A block of data
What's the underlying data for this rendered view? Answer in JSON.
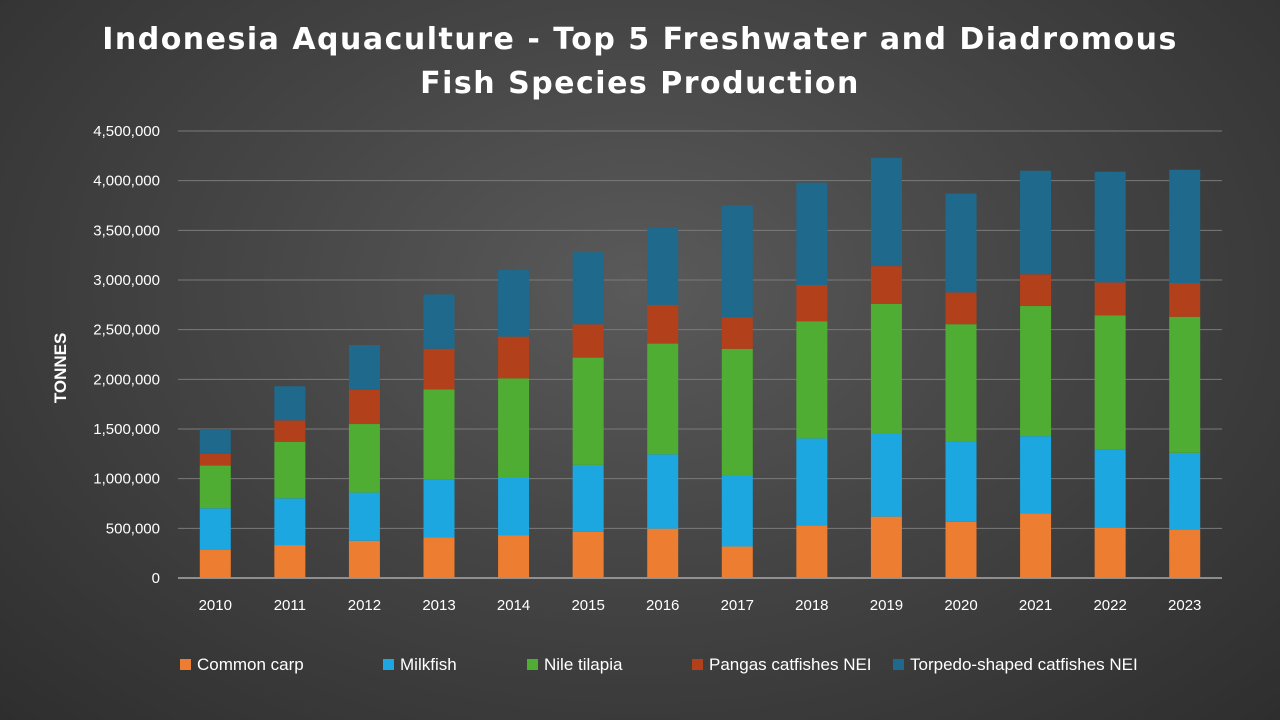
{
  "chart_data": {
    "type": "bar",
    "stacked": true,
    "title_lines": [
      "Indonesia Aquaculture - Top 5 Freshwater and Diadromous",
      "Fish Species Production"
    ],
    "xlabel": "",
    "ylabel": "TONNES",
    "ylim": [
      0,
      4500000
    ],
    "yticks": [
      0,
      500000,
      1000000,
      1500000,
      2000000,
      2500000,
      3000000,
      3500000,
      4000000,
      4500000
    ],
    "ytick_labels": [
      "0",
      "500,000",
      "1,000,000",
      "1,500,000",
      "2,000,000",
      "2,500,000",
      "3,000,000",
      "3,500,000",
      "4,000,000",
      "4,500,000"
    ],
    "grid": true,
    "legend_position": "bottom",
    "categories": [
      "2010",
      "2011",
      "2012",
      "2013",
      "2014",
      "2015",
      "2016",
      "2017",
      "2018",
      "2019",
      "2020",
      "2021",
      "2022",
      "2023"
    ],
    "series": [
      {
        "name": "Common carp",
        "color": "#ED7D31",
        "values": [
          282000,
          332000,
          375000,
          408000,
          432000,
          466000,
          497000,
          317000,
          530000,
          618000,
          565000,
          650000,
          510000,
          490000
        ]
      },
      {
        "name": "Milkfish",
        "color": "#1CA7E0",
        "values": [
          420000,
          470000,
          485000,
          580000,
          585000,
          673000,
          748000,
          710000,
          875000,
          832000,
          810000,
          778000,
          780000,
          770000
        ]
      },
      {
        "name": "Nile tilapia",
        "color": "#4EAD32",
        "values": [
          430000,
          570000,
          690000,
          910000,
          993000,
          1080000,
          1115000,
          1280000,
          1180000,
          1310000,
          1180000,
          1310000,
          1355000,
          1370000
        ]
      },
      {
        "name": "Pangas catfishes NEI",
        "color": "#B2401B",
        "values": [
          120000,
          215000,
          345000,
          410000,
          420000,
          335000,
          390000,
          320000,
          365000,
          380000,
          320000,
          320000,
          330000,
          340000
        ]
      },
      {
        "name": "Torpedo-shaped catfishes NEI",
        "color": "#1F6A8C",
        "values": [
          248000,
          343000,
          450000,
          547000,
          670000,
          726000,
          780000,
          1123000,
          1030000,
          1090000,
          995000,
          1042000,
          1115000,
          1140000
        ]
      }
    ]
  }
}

* * *

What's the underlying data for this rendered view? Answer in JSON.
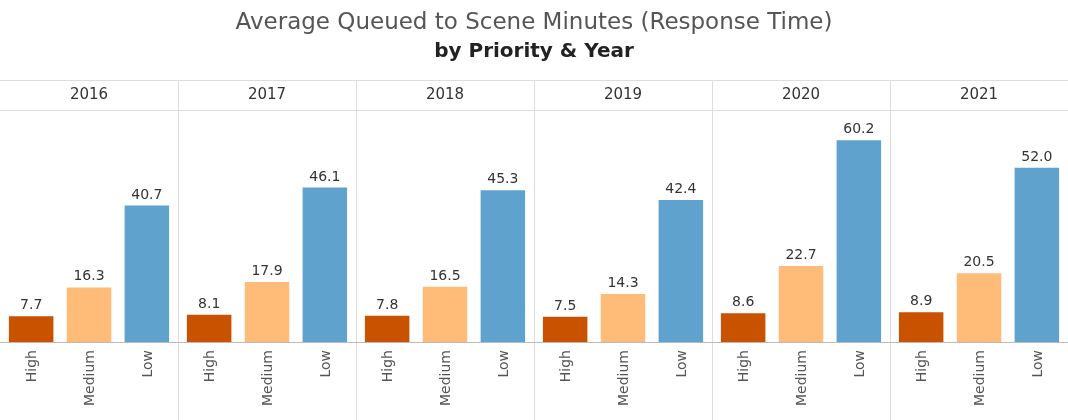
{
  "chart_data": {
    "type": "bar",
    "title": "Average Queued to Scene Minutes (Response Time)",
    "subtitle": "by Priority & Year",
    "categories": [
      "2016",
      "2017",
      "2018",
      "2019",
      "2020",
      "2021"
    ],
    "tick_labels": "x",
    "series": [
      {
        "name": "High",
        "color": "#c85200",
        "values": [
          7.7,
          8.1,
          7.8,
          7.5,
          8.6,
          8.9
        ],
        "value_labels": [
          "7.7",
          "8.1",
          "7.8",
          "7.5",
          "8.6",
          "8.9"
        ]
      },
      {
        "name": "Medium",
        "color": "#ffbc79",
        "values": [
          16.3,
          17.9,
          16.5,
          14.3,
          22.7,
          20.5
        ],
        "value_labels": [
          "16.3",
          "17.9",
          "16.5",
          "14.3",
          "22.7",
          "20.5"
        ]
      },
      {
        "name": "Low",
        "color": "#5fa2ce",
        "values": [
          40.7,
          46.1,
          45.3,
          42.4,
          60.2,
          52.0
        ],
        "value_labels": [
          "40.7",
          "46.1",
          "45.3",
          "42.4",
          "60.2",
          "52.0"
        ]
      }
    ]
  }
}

==

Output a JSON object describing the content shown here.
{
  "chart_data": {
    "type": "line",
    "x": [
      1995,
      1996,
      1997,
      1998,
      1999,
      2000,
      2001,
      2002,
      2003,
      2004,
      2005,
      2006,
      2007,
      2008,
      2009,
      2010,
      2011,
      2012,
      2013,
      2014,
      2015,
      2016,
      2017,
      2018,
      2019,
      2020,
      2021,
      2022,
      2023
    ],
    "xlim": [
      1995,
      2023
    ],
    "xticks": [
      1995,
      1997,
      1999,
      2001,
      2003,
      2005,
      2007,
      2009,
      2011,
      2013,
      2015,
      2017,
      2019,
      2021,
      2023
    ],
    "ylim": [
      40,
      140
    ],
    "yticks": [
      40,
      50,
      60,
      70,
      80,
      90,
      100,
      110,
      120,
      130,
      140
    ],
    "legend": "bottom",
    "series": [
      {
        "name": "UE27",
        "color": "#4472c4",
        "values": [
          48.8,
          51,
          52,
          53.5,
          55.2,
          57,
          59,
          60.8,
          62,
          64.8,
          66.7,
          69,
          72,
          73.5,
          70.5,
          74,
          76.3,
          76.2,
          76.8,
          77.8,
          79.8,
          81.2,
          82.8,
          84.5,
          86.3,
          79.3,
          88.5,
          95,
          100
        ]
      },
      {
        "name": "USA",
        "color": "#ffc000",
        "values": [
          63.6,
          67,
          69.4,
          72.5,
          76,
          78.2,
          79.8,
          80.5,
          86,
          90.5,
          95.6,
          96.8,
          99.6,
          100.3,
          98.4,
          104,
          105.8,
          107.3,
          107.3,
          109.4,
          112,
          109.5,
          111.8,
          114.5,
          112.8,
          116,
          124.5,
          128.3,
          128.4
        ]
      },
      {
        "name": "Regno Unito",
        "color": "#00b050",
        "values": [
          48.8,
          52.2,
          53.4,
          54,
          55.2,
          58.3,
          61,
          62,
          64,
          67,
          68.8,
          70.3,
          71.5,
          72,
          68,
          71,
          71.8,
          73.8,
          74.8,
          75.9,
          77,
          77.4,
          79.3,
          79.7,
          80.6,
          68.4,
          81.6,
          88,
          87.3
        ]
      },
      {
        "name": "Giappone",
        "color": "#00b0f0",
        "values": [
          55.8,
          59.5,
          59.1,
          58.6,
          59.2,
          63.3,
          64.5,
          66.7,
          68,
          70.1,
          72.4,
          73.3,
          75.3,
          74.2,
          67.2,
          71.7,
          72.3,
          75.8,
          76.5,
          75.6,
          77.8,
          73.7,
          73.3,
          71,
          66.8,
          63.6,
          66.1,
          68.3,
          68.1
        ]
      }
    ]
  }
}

**The task**
Your answer should be one number: how many lines in the material above contain the string "catfishes".

**Answer to this task**
2